Given passage:
Overall, Virginia boasts one of the best-educated and most productive workforces in the country. However, some regions have low levels of educational attainment, and the state lags behind in providing workers for middle-skills employment.
Why is This Important?
According to the U.S. Census Bureau, 90.6 percent of Virginia adults had at least a high school diploma in 2014. However, in today's dynamic economy, jobs increasingly require education or credentials beyond high school. No matter what form additional education takes -- a 4-year college degree, a 2-year degree or certificate from a community college, or a technical education certificate earned while in high school -- it not only prepares individuals for the tasks required by a job, but also enhances their ability to adapt to new working environments. Demand for skilled workers is high and expected to increase rapidly in the future.
How is Virginia Doing?
Virginia has been successful in producing and attracting college-educated workers. As a result, it has a remarkably well-educated labor force with a high percentage of baccalaureate and higher degree holders. It employs a higher percentage of people in science and engineering occupations than any other state in the nation.
On the other hand, Virginia has a relatively low number of workers with credentials, such as associate's degrees, suitable for middle-skilled positions -- those jobs which require some training or education beyond high school, but not a 4-year college degree. In addition, low levels of educational attainment can be found among large segments of the population in some regions of the state.

Stated task 1: Reproduce the part of the Virginia workforce text from "Virginia has been" to "of the state.".
Stated task 2:
Using the Virginia workforce text, decide whether each statement agrees with it. Answer yes or no for each, and quote the words from the text that settle it.
(a) In 2014, 90.6 percent of Virginia adults had at least a high school diploma.
(b) Virginia has a relatively high number of workers holding associate's degrees.
(c) No other state employs a higher percentage of people in science and engineering occupations than Virginia.
Stated task 3: Pick up the text on Virginia's workforce education after its last sentence and keep writing.

Given material:
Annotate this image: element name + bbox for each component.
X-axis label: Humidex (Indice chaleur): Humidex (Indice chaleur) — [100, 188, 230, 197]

Exercise output 1:
Virginia has been successful in producing and attracting college-educated workers. As a result, it has a remarkably well-educated labor force with a high percentage of baccalaureate and higher degree holders. It employs a higher percentage of people in science and engineering occupations than any other state in the nation.
On the other hand, Virginia has a relatively low number of workers with credentials, such as associate's degrees, suitable for middle-skilled positions -- those jobs which require some training or education beyond high school, but not a 4-year college degree. In addition, low levels of educational attainment can be found among large segments of the population in some regions of the state.

Exercise output 2:
(a) Yes: "90.6 percent of Virginia adults had at least a high school diploma in 2014."
(b) No: "Virginia has a relatively low number of workers with credentials, such as associate's degrees, suitable for middle-skilled positions."
(c) Yes: "It employs a higher percentage of people in science and engineering occupations than any other state in the nation."

Exercise output 3:
College-educated Worker Migration
Every state sees continual population migration -- people moving in to live, people moving out to live elsewhere. The migratory flow of college-educated adults in a state can vary in response to regional economic conditions and the relative size of its higher-education sector. In recent years, Virginia has usually benefited from a net influx of college-educated adults from across the nation.
In 2014, there were 76,261 college-educated adult in-migrants compared to 80,108 out-migrants in Virginia, the first negative migration flow since 2012; previous years (2009-2011 and 2013) had been positive.
Viewed another way, Virginia's net migration rate of college-educated adults was -1.9 per 1,000 residents in 2014, which ranked 31st among US states. This rate was lower than peer states Maryland (1.1), Tennessee (2.8), and North Carolina (6.8). The leading state in 2014 was Arizona at 14.2 per 1,000 residents. (The domestic net migration rate for the United States is, by definition, zero.)
The table below illustrates the highest level of education for adults age 25 to 64 in 2014 and includes the leading state for each level. For example, West Virginia is the national leader for adults whose highest level of education is a high school diploma, while North Dakota leads for having the fewest adults with no high school completion at all.
Virginia ranked fourth in the nation for the most graduate or professional degrees (16.2%) and seventh for the most bachelor's degrees (22.5%). Nationally, 11.4 percent of the population had a graduate or professional degree and 20.0 percent had a bachelor's degree.
Highest Level of Education for Adults Age 25-64, 2014
|State||Less than High School||High School||Some College||Associate's||Bachelor's||Grad/Prof|
|Alaska||5.9%||28.7%||29.0% - Leader||8.7%||18.3%||9.2%|
|West Virginia||11.5%||40.5% - Leader||23.7%||7.6%||13.3%||7.7%|
|North Dakota||5.3% - Leader||25.8%||23.3%||15.8% - Leader||22.3%||8.5%|
|Massachusetts||8.5%||23.1%||16.1%||8.1%||25.6% - Leader||18.7% - Leader|
Peer state Maryland ranked higher than Virginia for graduate or professional degrees, with 17.8 percent, while Massachusetts led the nation in these (18.7%). Massachusetts was also first for bachelor's degrees (25.6%).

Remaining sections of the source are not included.